Task to carry out =
An exact reproduction of the records is required, with all images left out.
── Source material
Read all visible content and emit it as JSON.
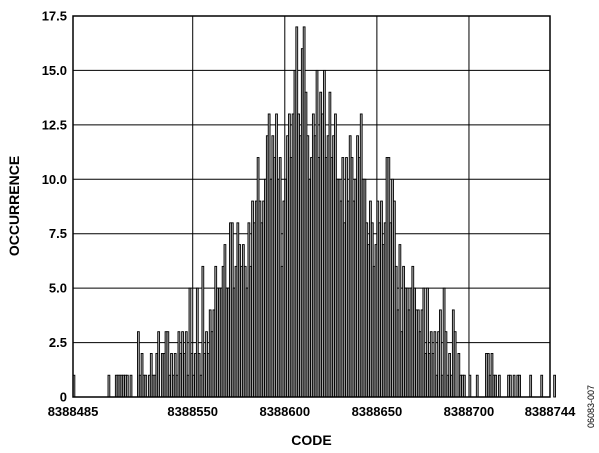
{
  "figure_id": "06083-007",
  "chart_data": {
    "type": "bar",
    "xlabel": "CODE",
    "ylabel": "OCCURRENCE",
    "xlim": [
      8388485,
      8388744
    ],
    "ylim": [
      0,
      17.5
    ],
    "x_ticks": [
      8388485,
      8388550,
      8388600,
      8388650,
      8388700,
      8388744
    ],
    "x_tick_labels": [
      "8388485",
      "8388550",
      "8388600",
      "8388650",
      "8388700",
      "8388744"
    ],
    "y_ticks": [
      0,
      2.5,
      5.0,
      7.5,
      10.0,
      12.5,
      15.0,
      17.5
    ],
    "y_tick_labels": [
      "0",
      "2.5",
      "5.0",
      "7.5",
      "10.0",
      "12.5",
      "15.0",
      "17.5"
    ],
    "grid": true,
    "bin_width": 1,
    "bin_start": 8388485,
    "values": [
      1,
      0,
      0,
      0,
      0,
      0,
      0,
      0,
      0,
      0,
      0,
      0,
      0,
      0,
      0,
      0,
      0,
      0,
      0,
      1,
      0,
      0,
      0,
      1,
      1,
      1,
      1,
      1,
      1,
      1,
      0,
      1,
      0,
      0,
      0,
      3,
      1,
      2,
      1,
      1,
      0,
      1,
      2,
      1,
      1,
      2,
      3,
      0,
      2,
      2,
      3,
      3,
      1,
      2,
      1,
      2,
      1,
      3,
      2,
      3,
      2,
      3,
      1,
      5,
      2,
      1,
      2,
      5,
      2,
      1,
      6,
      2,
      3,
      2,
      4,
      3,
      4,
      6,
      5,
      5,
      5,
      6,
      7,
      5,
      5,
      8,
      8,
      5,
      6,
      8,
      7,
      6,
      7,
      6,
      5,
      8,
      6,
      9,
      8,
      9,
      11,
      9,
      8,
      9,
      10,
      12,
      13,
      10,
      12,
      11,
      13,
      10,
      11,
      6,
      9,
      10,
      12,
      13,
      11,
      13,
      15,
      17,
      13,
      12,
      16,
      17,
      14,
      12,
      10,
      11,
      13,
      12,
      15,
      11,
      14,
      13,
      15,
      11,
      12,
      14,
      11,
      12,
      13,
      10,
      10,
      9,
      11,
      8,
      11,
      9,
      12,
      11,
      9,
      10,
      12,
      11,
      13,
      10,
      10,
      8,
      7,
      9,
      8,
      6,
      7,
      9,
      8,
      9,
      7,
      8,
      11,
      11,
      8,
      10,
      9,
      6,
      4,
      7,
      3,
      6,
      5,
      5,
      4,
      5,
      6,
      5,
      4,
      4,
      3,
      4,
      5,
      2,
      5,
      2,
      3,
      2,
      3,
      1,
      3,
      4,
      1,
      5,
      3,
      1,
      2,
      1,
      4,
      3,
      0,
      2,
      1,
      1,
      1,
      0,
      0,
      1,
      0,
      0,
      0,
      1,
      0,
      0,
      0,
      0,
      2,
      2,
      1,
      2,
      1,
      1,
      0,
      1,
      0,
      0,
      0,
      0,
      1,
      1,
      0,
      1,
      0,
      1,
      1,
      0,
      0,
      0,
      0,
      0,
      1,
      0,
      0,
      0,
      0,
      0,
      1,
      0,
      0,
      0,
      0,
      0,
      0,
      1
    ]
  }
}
────
Written solution =
Read all visible content and emit it as JSON.
{
  "figure_id": "06083-007",
  "chart_data": {
    "type": "bar",
    "xlabel": "CODE",
    "ylabel": "OCCURRENCE",
    "xlim": [
      8388485,
      8388744
    ],
    "ylim": [
      0,
      17.5
    ],
    "x_ticks": [
      8388485,
      8388550,
      8388600,
      8388650,
      8388700,
      8388744
    ],
    "x_tick_labels": [
      "8388485",
      "8388550",
      "8388600",
      "8388650",
      "8388700",
      "8388744"
    ],
    "y_ticks": [
      0,
      2.5,
      5.0,
      7.5,
      10.0,
      12.5,
      15.0,
      17.5
    ],
    "y_tick_labels": [
      "0",
      "2.5",
      "5.0",
      "7.5",
      "10.0",
      "12.5",
      "15.0",
      "17.5"
    ],
    "grid": true,
    "bin_width": 1,
    "bin_start": 8388485,
    "values": [
      1,
      0,
      0,
      0,
      0,
      0,
      0,
      0,
      0,
      0,
      0,
      0,
      0,
      0,
      0,
      0,
      0,
      0,
      0,
      1,
      0,
      0,
      0,
      1,
      1,
      1,
      1,
      1,
      1,
      1,
      0,
      1,
      0,
      0,
      0,
      3,
      1,
      2,
      1,
      1,
      0,
      1,
      2,
      1,
      1,
      2,
      3,
      0,
      2,
      2,
      3,
      3,
      1,
      2,
      1,
      2,
      1,
      3,
      2,
      3,
      2,
      3,
      1,
      5,
      2,
      1,
      2,
      5,
      2,
      1,
      6,
      2,
      3,
      2,
      4,
      3,
      4,
      6,
      5,
      5,
      5,
      6,
      7,
      5,
      5,
      8,
      8,
      5,
      6,
      8,
      7,
      6,
      7,
      6,
      5,
      8,
      6,
      9,
      8,
      9,
      11,
      9,
      8,
      9,
      10,
      12,
      13,
      10,
      12,
      11,
      13,
      10,
      11,
      6,
      9,
      10,
      12,
      13,
      11,
      13,
      15,
      17,
      13,
      12,
      16,
      17,
      14,
      12,
      10,
      11,
      13,
      12,
      15,
      11,
      14,
      13,
      15,
      11,
      12,
      14,
      11,
      12,
      13,
      10,
      10,
      9,
      11,
      8,
      11,
      9,
      12,
      11,
      9,
      10,
      12,
      11,
      13,
      10,
      10,
      8,
      7,
      9,
      8,
      6,
      7,
      9,
      8,
      9,
      7,
      8,
      11,
      11,
      8,
      10,
      9,
      6,
      4,
      7,
      3,
      6,
      5,
      5,
      4,
      5,
      6,
      5,
      4,
      4,
      3,
      4,
      5,
      2,
      5,
      2,
      3,
      2,
      3,
      1,
      3,
      4,
      1,
      5,
      3,
      1,
      2,
      1,
      4,
      3,
      0,
      2,
      1,
      1,
      1,
      0,
      0,
      1,
      0,
      0,
      0,
      1,
      0,
      0,
      0,
      0,
      2,
      2,
      1,
      2,
      1,
      1,
      0,
      1,
      0,
      0,
      0,
      0,
      1,
      1,
      0,
      1,
      0,
      1,
      1,
      0,
      0,
      0,
      0,
      0,
      1,
      0,
      0,
      0,
      0,
      0,
      1,
      0,
      0,
      0,
      0,
      0,
      0,
      1
    ]
  }
}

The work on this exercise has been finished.